··· Data records ···

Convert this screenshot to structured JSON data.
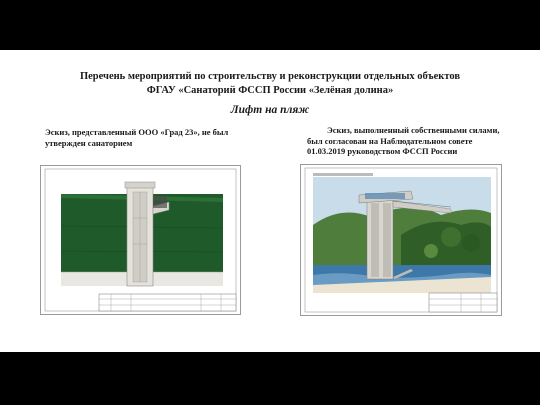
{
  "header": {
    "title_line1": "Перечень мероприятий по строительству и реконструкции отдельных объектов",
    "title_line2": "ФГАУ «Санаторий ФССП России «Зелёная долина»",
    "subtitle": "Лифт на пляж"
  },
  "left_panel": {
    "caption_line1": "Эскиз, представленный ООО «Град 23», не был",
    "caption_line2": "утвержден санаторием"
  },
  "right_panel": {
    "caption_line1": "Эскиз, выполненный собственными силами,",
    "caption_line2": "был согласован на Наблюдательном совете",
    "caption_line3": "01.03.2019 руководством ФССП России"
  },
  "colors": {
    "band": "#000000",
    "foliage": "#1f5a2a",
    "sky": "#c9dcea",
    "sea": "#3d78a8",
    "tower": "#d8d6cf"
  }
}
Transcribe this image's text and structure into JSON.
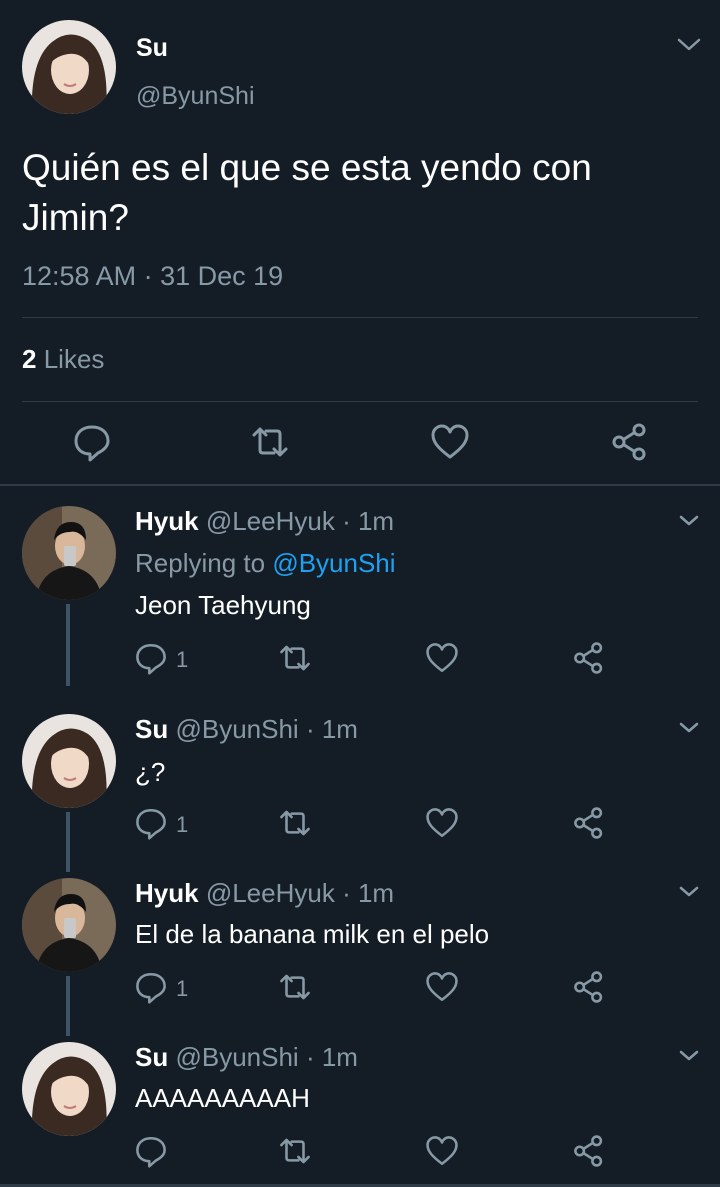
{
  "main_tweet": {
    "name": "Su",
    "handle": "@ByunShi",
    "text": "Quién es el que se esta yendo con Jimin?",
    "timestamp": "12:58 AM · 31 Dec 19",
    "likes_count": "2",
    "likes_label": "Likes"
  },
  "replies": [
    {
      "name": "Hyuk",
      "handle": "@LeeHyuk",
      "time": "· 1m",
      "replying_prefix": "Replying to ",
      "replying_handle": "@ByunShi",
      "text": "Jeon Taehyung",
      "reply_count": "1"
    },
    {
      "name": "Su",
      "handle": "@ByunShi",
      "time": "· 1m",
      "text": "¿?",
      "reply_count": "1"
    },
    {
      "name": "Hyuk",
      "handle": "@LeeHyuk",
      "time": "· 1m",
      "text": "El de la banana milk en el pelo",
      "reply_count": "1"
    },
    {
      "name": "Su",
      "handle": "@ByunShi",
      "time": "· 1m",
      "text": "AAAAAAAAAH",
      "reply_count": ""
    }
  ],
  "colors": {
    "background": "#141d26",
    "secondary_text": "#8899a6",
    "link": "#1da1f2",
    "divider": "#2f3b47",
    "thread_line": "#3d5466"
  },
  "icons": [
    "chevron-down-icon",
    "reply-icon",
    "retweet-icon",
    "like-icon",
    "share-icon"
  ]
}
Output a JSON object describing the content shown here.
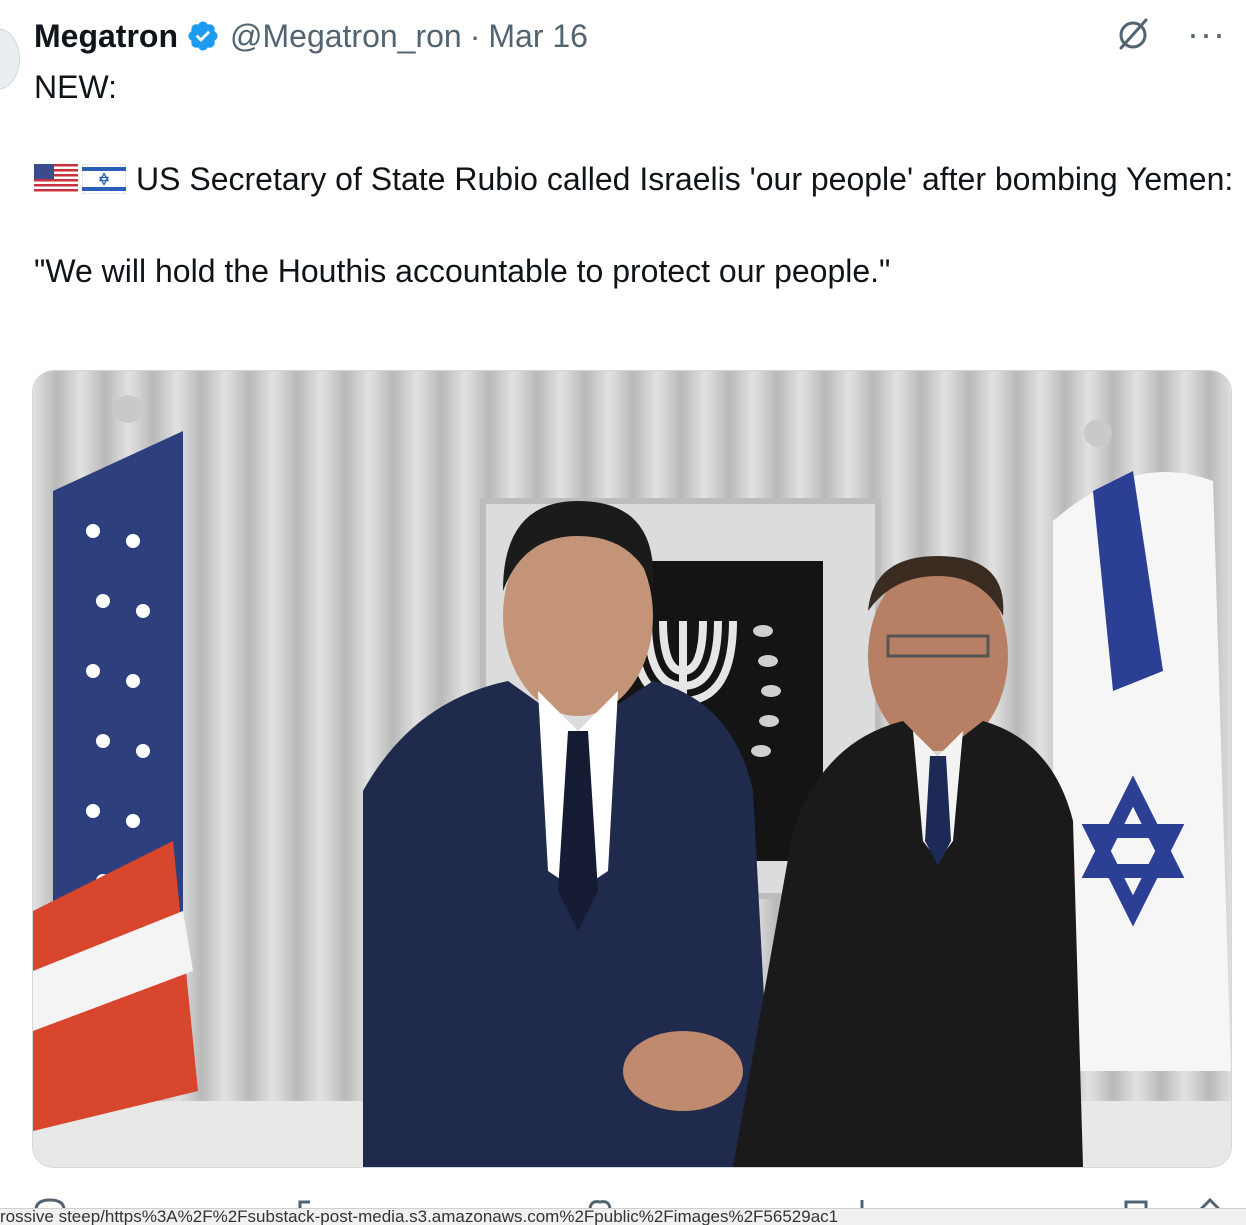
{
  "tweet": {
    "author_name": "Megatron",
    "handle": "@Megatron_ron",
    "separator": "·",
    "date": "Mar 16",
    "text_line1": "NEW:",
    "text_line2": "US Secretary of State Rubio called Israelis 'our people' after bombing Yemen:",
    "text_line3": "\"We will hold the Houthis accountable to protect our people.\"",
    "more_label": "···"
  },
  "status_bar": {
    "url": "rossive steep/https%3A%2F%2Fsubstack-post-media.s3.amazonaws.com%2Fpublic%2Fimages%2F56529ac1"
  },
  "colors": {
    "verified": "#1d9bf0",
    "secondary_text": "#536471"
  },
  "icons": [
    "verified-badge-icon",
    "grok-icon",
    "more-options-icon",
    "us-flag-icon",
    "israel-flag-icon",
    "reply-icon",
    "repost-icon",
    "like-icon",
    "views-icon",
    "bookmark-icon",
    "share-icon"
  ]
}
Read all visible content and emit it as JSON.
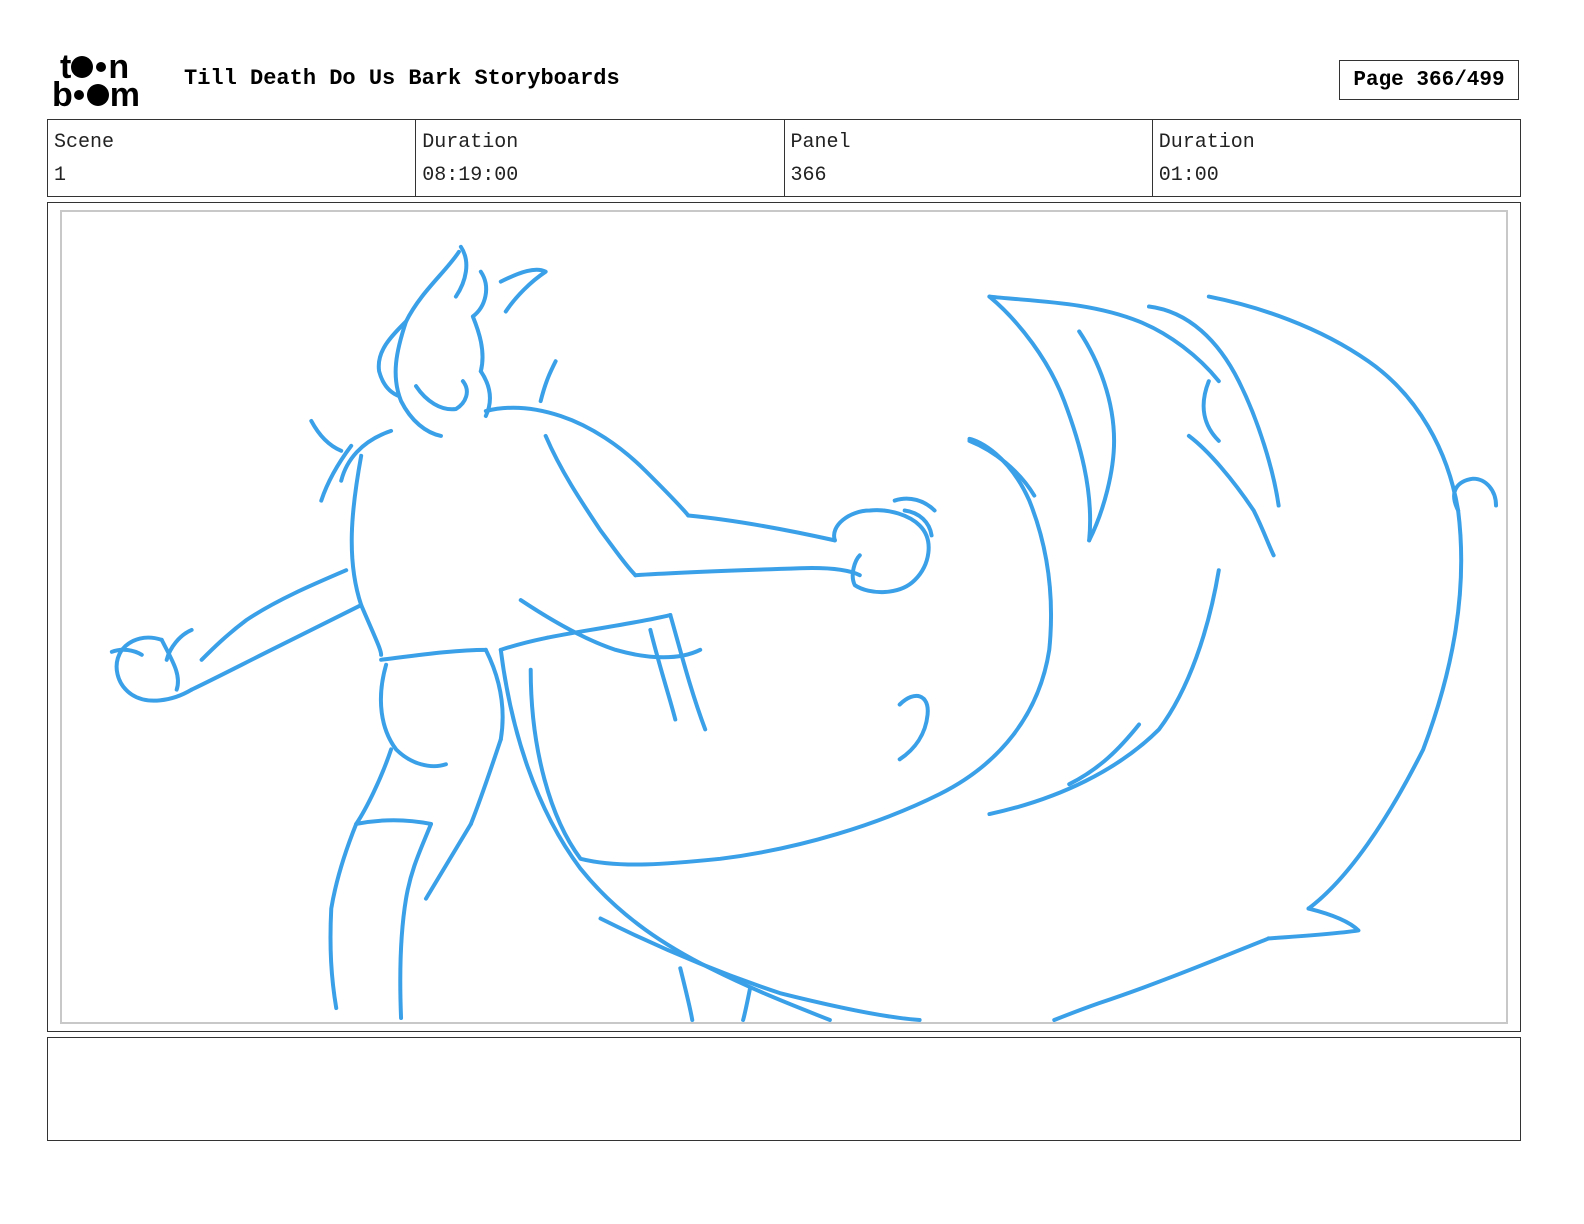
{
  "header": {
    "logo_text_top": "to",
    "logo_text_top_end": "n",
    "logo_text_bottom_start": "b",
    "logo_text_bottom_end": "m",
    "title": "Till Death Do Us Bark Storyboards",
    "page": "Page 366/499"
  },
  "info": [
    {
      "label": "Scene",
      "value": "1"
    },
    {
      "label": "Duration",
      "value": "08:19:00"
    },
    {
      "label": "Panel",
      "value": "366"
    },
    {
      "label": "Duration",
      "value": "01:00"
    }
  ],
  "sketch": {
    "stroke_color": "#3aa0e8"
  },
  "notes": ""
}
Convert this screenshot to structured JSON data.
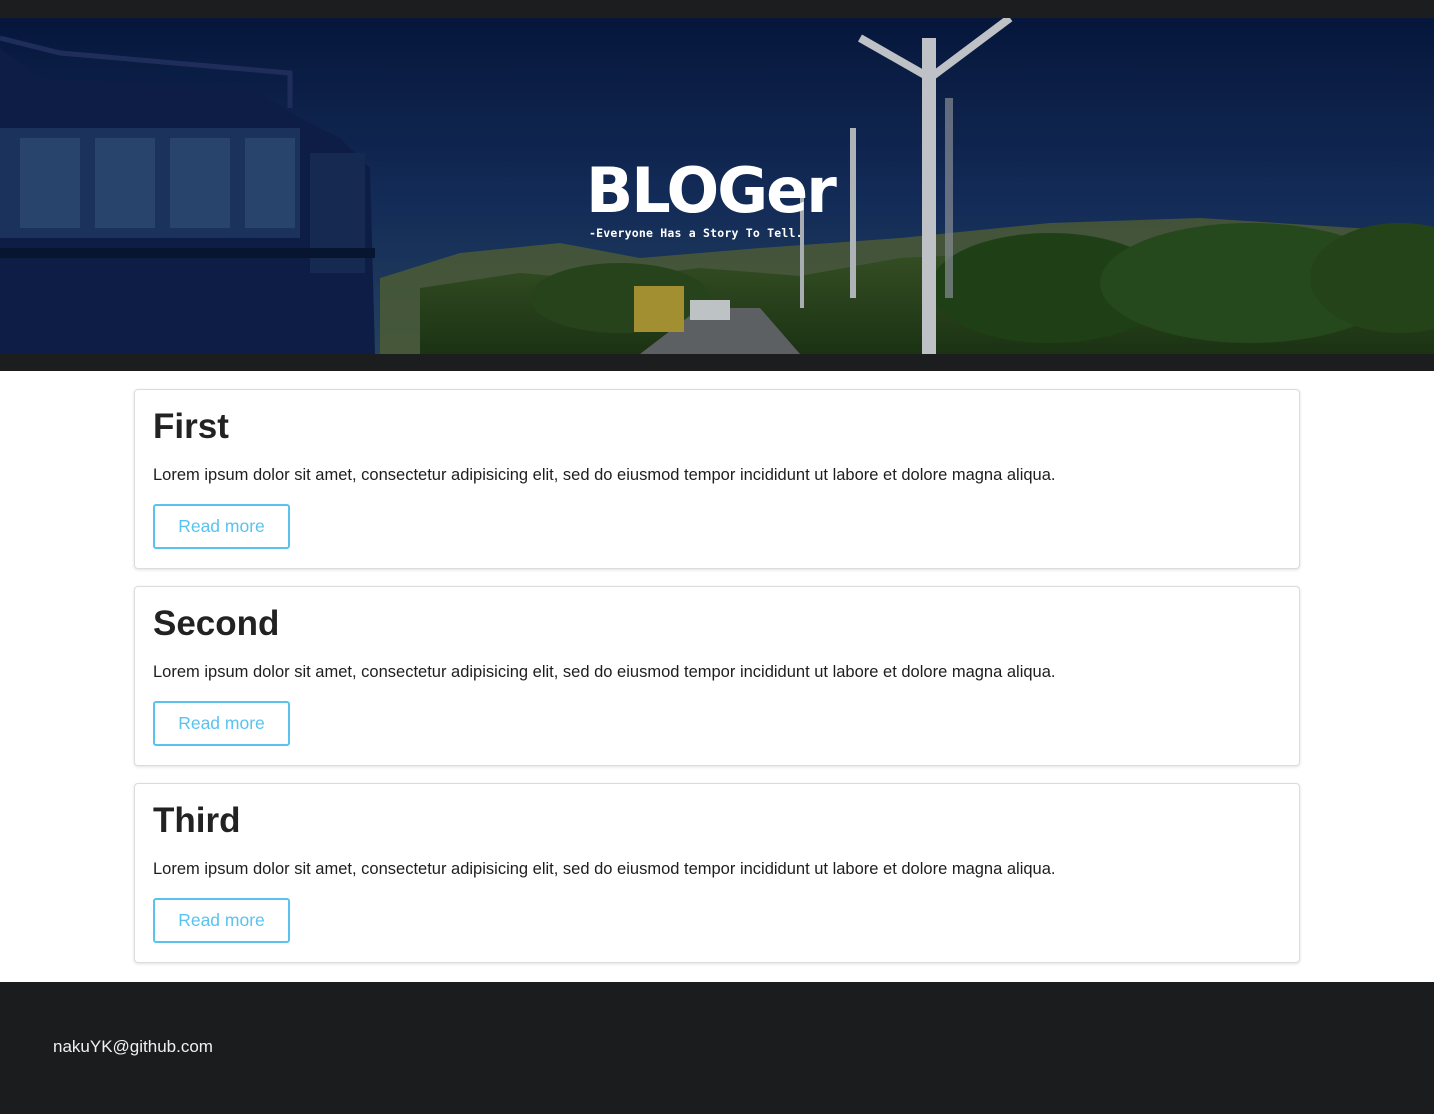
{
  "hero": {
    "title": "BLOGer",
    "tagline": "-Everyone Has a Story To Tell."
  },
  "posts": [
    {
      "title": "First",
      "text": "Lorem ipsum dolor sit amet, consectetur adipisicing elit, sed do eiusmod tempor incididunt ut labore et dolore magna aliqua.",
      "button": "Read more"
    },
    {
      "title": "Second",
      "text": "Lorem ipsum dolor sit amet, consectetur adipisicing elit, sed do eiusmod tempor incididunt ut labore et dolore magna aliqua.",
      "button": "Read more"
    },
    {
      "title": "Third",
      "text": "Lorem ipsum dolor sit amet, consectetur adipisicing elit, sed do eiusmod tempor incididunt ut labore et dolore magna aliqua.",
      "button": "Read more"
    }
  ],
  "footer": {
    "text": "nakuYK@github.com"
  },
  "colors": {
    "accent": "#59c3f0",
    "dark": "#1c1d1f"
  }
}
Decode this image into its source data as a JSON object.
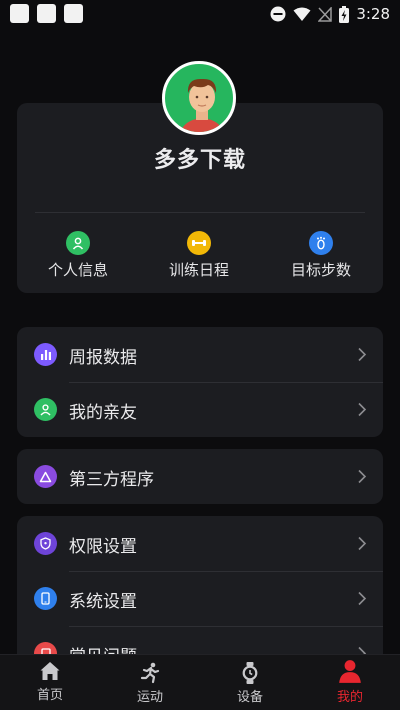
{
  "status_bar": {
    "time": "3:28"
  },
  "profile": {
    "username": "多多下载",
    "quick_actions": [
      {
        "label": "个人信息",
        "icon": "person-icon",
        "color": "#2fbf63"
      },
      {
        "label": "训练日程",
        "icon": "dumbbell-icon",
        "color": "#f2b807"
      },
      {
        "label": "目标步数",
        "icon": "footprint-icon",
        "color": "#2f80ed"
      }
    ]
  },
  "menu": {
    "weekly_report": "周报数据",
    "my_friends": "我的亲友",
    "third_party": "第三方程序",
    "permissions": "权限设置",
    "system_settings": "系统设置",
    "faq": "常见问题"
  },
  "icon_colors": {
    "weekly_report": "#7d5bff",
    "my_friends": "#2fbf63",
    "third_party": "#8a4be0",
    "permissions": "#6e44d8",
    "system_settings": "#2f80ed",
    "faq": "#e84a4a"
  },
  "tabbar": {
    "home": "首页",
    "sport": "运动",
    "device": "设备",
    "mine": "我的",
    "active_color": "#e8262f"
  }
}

···

Objective:
Beginning at the line that contains "Decode this image", give the remaining lines of the records again exactly, through the last one. Leave out pictures.

Reply:
Decode this image into its source data as a JSON object.
{
  "status_bar": {
    "time": "3:28"
  },
  "profile": {
    "username": "多多下载",
    "quick_actions": [
      {
        "label": "个人信息",
        "icon": "person-icon",
        "color": "#2fbf63"
      },
      {
        "label": "训练日程",
        "icon": "dumbbell-icon",
        "color": "#f2b807"
      },
      {
        "label": "目标步数",
        "icon": "footprint-icon",
        "color": "#2f80ed"
      }
    ]
  },
  "menu": {
    "weekly_report": "周报数据",
    "my_friends": "我的亲友",
    "third_party": "第三方程序",
    "permissions": "权限设置",
    "system_settings": "系统设置",
    "faq": "常见问题"
  },
  "icon_colors": {
    "weekly_report": "#7d5bff",
    "my_friends": "#2fbf63",
    "third_party": "#8a4be0",
    "permissions": "#6e44d8",
    "system_settings": "#2f80ed",
    "faq": "#e84a4a"
  },
  "tabbar": {
    "home": "首页",
    "sport": "运动",
    "device": "设备",
    "mine": "我的",
    "active_color": "#e8262f"
  }
}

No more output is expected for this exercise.